Voinitsky – The estate was originally bought for ninety-five thousand roubles. My father only paid seventy thousand and twenty-five thousand remained on mortgage. Now please do listen! This estate would never have been bought if I hadn’t given up my share of the inheritance in favour of my sister, whom I loved deeply. What’s more, I worked like an ox for ten years, and paid off the whole mortgage.

Serebriakov – I regret that I started this conversation.

Voinitsky – The estate is free from debt and in good condition simply because of my own efforts, and now that I’ve grown old, I’m to be kicked out!

Serebriakov – I don’t understand what you are driving at!

Voinitsky – For twenty-five years I’ve been managing this estate, I’ve been working and sending you money like the most conscientious bailiff you could have, and all this time you’ve never once thanked me for it. All this time – when I was young and now just the same –  I’ve been getting a salary of five hundred roubles a year from you, a pittance! and never once have you thought of adding a single rouble to it!

Serebriakov – Ivan Petrovich, how was I to know? I am not a practical man and I don’t understand anything about these matters. You could have added as much as you liked.

Voinitsky – Yes indeed, why didn’t I steal? Why don’t you all laugh at me now because I didn’t steal. It would have been fair enough and I shouldn’t now have been a pauper now!

The professor leaves the room shortly after this, soon followed by Vania and a shot is heard off stage then both men run into the room and Vania fires again, both shots miss, Vania drops the pistol and collapses into a chair as the act ends.

To be honest act four which is set the next day feels like a bit of a let down after the excitement of act three. It has been decided that the professor and Yeliena will leave straight away. With them going the doctor has no reason to still be there and he also leaves. Vania and Sonia sit down to work on the books of the estate which have been neglected whilst the professor has been there and all returns to how it was before.

I’ve seen the play performed, although that was many years ago, and thoroughly enjoyed it but this was the first time I had read the script. The book contains eight plays in all so I will be reading those later.

The Frogs – Aristophanes

20181106 The Frogs

For November I’ve decided to read a selection of plays and the first one is The Frogs by Aristophanes. Normally I’m not a great fan of Ancient Greek dramas as you need a lot of knowledge of the gods and other characters involved but this translation is so readable I found myself laughing along as I read it. It was written in 405 BC and can be dated so precisely because it was created for drama competition as part of a festival honouring the god Dionysus in Athens where it took first place. Dionysus is one of the Greek gods with lots of jobs, according to the Wikipedia entry he is the god of the grape-harvest, wine making and wine, fertility, ritual madness, religious ecstasy, and theatre and it is in the latter one of these roles that a drama competition in his name becomes obvious.

[Stored items]
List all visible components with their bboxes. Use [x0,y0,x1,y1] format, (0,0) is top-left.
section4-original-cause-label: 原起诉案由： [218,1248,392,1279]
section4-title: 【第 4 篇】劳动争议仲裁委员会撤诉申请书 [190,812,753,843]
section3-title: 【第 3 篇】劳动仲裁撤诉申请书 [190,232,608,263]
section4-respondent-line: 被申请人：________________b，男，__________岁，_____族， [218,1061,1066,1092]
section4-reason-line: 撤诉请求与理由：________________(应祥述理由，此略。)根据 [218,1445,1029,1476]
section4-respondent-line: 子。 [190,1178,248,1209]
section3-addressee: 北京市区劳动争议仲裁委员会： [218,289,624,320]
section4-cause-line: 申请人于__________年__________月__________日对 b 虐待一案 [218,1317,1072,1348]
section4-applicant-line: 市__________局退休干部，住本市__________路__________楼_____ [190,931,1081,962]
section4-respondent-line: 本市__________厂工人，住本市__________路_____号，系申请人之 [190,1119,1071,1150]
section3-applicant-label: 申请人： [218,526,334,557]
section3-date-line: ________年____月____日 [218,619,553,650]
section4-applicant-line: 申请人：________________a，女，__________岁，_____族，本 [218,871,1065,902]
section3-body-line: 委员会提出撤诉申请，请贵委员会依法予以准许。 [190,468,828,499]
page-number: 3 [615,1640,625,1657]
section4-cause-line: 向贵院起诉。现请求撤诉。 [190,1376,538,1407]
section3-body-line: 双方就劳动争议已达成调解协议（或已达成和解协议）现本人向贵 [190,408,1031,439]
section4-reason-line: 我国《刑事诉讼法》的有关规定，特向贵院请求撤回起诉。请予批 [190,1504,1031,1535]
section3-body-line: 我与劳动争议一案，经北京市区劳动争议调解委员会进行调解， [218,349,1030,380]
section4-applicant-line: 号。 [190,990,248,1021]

Tasks for this exercise:
1. Reproduce the stored items verbatim from their first line through the line containing "section3-title: 【第 3", including both of those lines.
2. Pick up the play reviews where they stop and keep writing.

Results:
1.
List all visible components with their bboxes. Use [x0,y0,x1,y1] format, (0,0) is top-left.
section4-original-cause-label: 原起诉案由： [218,1248,392,1279]
section4-title: 【第 4 篇】劳动争议仲裁委员会撤诉申请书 [190,812,753,843]
section3-title: 【第 3 篇】劳动仲裁撤诉申请书 [190,232,608,263]

2.
The play tells the story of Dionysus deciding to travel to the underworld to bring back the playwright Euripedes who had died the previous year in order to rescue the arts in Athens back from the doldrums that he perceives it to be in. The first act sees Dionysus and his slave Xanthias on their journey, initially they visit Dionysus’s half brother Heracles for advice which causes him to collapse with laughter as Dionysus has decided to dress like Heracles with the lion head cloak and club but he really doesn’t have the build to carry off the look. Eventually they persuade Heracles to explain the route he used when he went to get the three headed dog Cerebus and they duly set off. When they meet Charon, the ferryman of the dead he agrees to take Dionysus and this is when he encounters the frog chorus who sing during the crossing. Despite the play being called The Frogs this is the only time they appear in it. After various encounters with people who think Dionysus is Heracles and either hate him for taking Cerebus or love him for it they finally reach the home of Pluto ruler of the Hades.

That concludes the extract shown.